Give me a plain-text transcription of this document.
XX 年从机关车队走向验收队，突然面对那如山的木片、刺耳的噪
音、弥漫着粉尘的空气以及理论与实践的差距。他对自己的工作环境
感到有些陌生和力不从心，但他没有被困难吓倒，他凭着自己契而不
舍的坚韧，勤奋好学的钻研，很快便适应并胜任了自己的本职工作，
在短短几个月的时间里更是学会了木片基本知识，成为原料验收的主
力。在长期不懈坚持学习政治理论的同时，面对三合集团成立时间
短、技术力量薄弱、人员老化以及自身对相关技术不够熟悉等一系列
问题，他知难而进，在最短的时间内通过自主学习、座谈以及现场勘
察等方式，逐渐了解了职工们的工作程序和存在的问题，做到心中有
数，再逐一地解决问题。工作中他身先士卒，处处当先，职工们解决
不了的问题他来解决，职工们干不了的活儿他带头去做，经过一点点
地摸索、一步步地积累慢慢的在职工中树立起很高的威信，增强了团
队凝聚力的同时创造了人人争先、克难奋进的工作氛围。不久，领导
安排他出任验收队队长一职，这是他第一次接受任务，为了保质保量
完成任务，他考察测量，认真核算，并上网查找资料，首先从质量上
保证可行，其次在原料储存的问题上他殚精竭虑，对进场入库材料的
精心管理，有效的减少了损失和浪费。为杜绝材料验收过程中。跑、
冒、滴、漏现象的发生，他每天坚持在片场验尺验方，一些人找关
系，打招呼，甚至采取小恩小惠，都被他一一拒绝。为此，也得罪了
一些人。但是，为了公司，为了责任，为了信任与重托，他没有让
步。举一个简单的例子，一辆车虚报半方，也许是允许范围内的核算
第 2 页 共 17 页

> What you will do
From the records above, extract everything verbatim.

> Response to this exercise
Give me a plain-text transcription of this document.
XX 年从机关车队走向验收队，突然面对那如山的木片、刺耳的噪
音、弥漫着粉尘的空气以及理论与实践的差距。他对自己的工作环境
感到有些陌生和力不从心，但他没有被困难吓倒，他凭着自己契而不
舍的坚韧，勤奋好学的钻研，很快便适应并胜任了自己的本职工作，
在短短几个月的时间里更是学会了木片基本知识，成为原料验收的主
力。在长期不懈坚持学习政治理论的同时，面对三合集团成立时间
短、技术力量薄弱、人员老化以及自身对相关技术不够熟悉等一系列
问题，他知难而进，在最短的时间内通过自主学习、座谈以及现场勘
察等方式，逐渐了解了职工们的工作程序和存在的问题，做到心中有
数，再逐一地解决问题。工作中他身先士卒，处处当先，职工们解决
不了的问题他来解决，职工们干不了的活儿他带头去做，经过一点点
地摸索、一步步地积累慢慢的在职工中树立起很高的威信，增强了团
队凝聚力的同时创造了人人争先、克难奋进的工作氛围。不久，领导
安排他出任验收队队长一职，这是他第一次接受任务，为了保质保量
完成任务，他考察测量，认真核算，并上网查找资料，首先从质量上
保证可行，其次在原料储存的问题上他殚精竭虑，对进场入库材料的
精心管理，有效的减少了损失和浪费。为杜绝材料验收过程中。跑、
冒、滴、漏现象的发生，他每天坚持在片场验尺验方，一些人找关
系，打招呼，甚至采取小恩小惠，都被他一一拒绝。为此，也得罪了
一些人。但是，为了公司，为了责任，为了信任与重托，他没有让
步。举一个简单的例子，一辆车虚报半方，也许是允许范围内的核算
第 2 页 共 17 页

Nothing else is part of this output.